Task:
Leave the pictures out and print every record below exactly as it stands.
■ ■ ■
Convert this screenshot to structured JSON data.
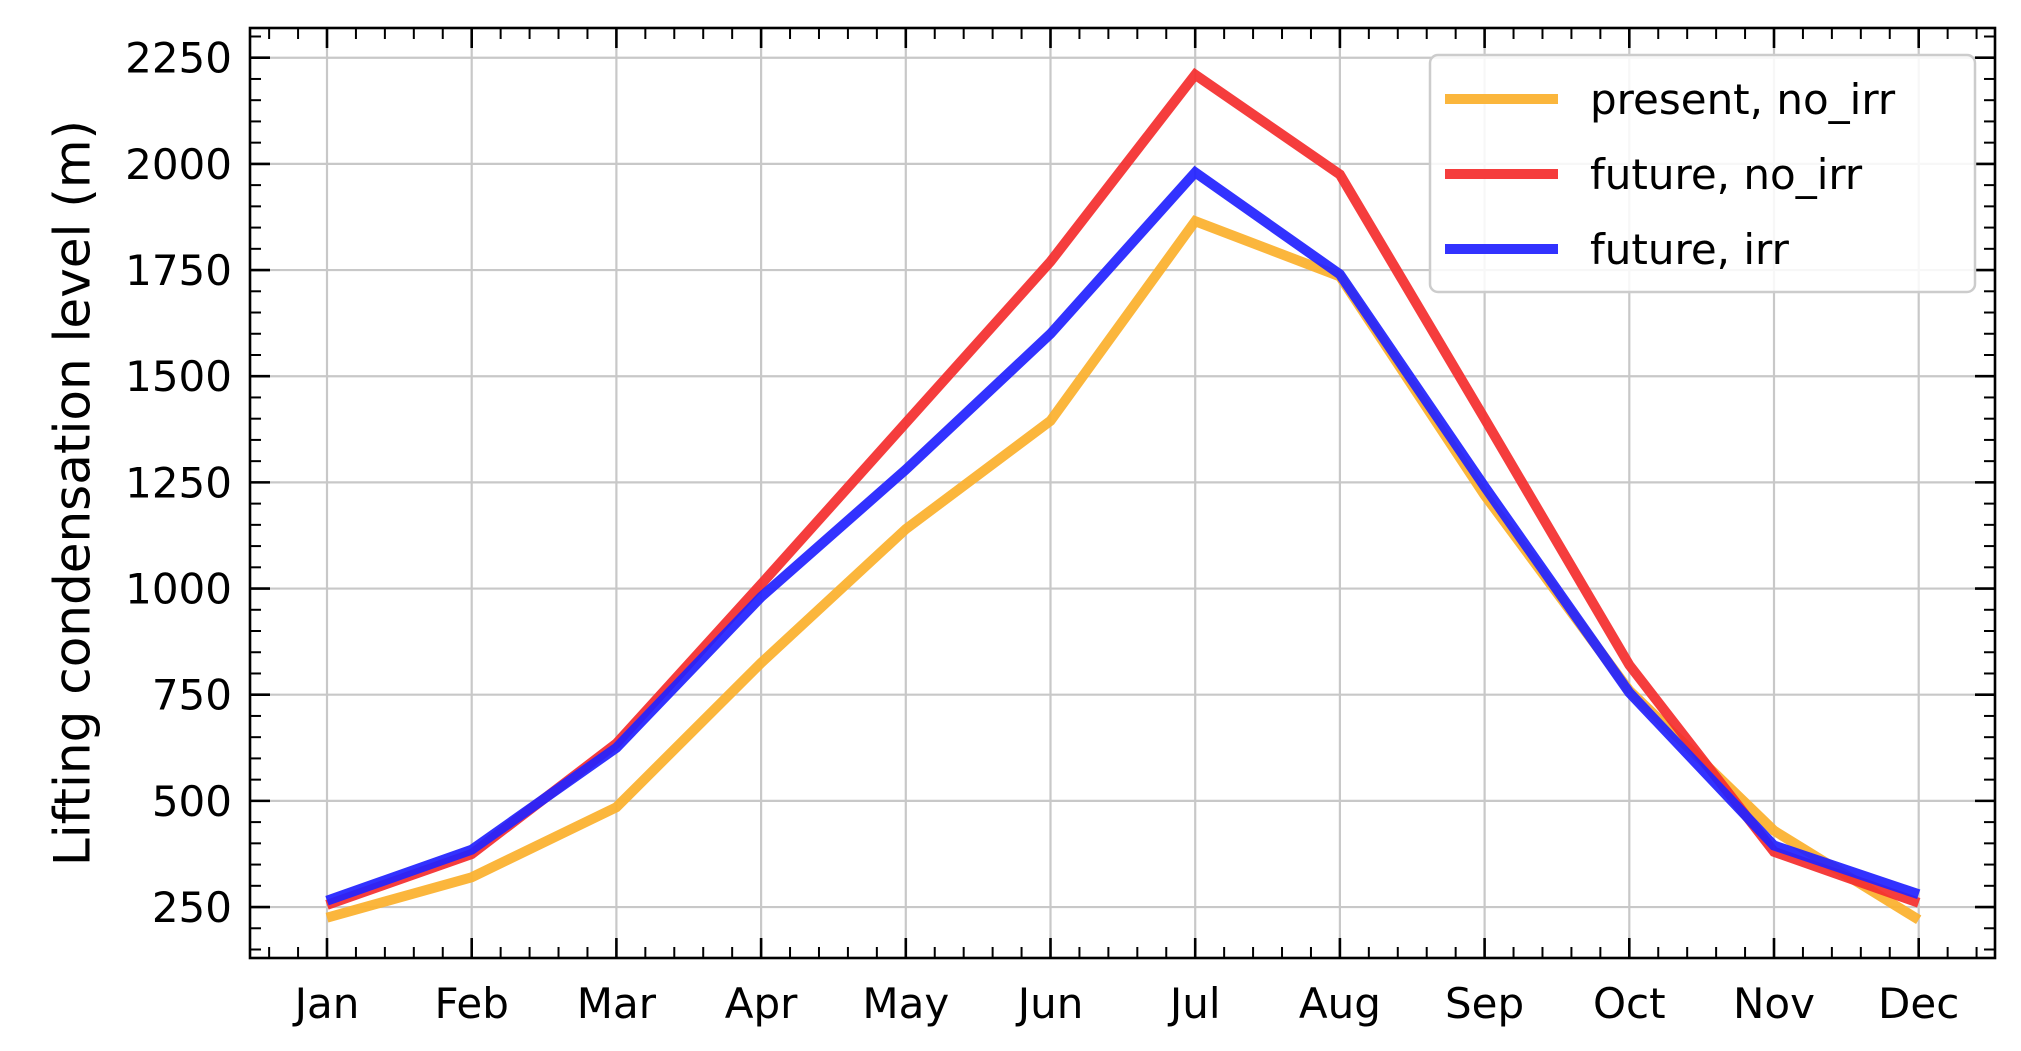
{
  "chart_data": {
    "type": "line",
    "title": "",
    "xlabel": "",
    "ylabel": "Lifting condensation level (m)",
    "categories": [
      "Jan",
      "Feb",
      "Mar",
      "Apr",
      "May",
      "Jun",
      "Jul",
      "Aug",
      "Sep",
      "Oct",
      "Nov",
      "Dec"
    ],
    "ylim": [
      130,
      2320
    ],
    "yticks": [
      250,
      500,
      750,
      1000,
      1250,
      1500,
      1750,
      2000,
      2250
    ],
    "grid": true,
    "legend_position": "top-right",
    "series": [
      {
        "name": "present, no_irr",
        "color": "#fbb02d",
        "values": [
          225,
          320,
          485,
          825,
          1140,
          1395,
          1865,
          1735,
          1220,
          760,
          430,
          220
        ]
      },
      {
        "name": "future, no_irr",
        "color": "#f42e2e",
        "values": [
          255,
          375,
          635,
          1010,
          1390,
          1770,
          2210,
          1975,
          1400,
          820,
          380,
          260
        ]
      },
      {
        "name": "future, irr",
        "color": "#2222ff",
        "values": [
          265,
          385,
          625,
          980,
          1280,
          1600,
          1980,
          1740,
          1240,
          755,
          395,
          280
        ]
      }
    ]
  }
}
■ ■ ■
Exercise response:
Convert this screenshot to structured JSON data.
{
  "chart_data": {
    "type": "line",
    "title": "",
    "xlabel": "",
    "ylabel": "Lifting condensation level (m)",
    "categories": [
      "Jan",
      "Feb",
      "Mar",
      "Apr",
      "May",
      "Jun",
      "Jul",
      "Aug",
      "Sep",
      "Oct",
      "Nov",
      "Dec"
    ],
    "ylim": [
      130,
      2320
    ],
    "yticks": [
      250,
      500,
      750,
      1000,
      1250,
      1500,
      1750,
      2000,
      2250
    ],
    "grid": true,
    "legend_position": "top-right",
    "series": [
      {
        "name": "present, no_irr",
        "color": "#fbb02d",
        "values": [
          225,
          320,
          485,
          825,
          1140,
          1395,
          1865,
          1735,
          1220,
          760,
          430,
          220
        ]
      },
      {
        "name": "future, no_irr",
        "color": "#f42e2e",
        "values": [
          255,
          375,
          635,
          1010,
          1390,
          1770,
          2210,
          1975,
          1400,
          820,
          380,
          260
        ]
      },
      {
        "name": "future, irr",
        "color": "#2222ff",
        "values": [
          265,
          385,
          625,
          980,
          1280,
          1600,
          1980,
          1740,
          1240,
          755,
          395,
          280
        ]
      }
    ]
  }
}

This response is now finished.